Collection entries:
>> START

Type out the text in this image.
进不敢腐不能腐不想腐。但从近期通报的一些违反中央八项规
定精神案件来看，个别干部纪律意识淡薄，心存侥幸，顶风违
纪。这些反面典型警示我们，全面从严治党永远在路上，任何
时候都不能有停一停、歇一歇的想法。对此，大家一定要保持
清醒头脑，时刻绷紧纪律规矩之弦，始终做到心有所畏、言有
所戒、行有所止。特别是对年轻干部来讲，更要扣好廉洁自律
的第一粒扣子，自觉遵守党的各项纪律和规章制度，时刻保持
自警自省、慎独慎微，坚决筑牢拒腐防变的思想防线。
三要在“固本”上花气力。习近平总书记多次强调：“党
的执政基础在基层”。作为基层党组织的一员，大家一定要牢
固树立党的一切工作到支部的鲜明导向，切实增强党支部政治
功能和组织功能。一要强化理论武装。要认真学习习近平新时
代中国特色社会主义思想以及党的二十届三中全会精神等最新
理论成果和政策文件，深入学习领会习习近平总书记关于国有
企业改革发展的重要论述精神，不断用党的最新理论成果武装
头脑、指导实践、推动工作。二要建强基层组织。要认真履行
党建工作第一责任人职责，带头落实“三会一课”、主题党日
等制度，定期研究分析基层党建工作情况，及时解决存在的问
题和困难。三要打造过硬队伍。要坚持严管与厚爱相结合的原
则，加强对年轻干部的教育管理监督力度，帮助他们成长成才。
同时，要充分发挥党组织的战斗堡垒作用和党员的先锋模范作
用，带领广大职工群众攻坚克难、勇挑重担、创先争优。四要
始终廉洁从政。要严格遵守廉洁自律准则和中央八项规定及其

>> END

SET TASK: Extract the data exactly as given.

RESPONSE TO THIS TASK:
Type out the text in this image.
进不敢腐不能腐不想腐。但从近期通报的一些违反中央八项规
定精神案件来看，个别干部纪律意识淡薄，心存侥幸，顶风违
纪。这些反面典型警示我们，全面从严治党永远在路上，任何
时候都不能有停一停、歇一歇的想法。对此，大家一定要保持
清醒头脑，时刻绷紧纪律规矩之弦，始终做到心有所畏、言有
所戒、行有所止。特别是对年轻干部来讲，更要扣好廉洁自律
的第一粒扣子，自觉遵守党的各项纪律和规章制度，时刻保持
自警自省、慎独慎微，坚决筑牢拒腐防变的思想防线。
三要在“固本”上花气力。习近平总书记多次强调：“党
的执政基础在基层”。作为基层党组织的一员，大家一定要牢
固树立党的一切工作到支部的鲜明导向，切实增强党支部政治
功能和组织功能。一要强化理论武装。要认真学习习近平新时
代中国特色社会主义思想以及党的二十届三中全会精神等最新
理论成果和政策文件，深入学习领会习习近平总书记关于国有
企业改革发展的重要论述精神，不断用党的最新理论成果武装
头脑、指导实践、推动工作。二要建强基层组织。要认真履行
党建工作第一责任人职责，带头落实“三会一课”、主题党日
等制度，定期研究分析基层党建工作情况，及时解决存在的问
题和困难。三要打造过硬队伍。要坚持严管与厚爱相结合的原
则，加强对年轻干部的教育管理监督力度，帮助他们成长成才。
同时，要充分发挥党组织的战斗堡垒作用和党员的先锋模范作
用，带领广大职工群众攻坚克难、勇挑重担、创先争优。四要
始终廉洁从政。要严格遵守廉洁自律准则和中央八项规定及其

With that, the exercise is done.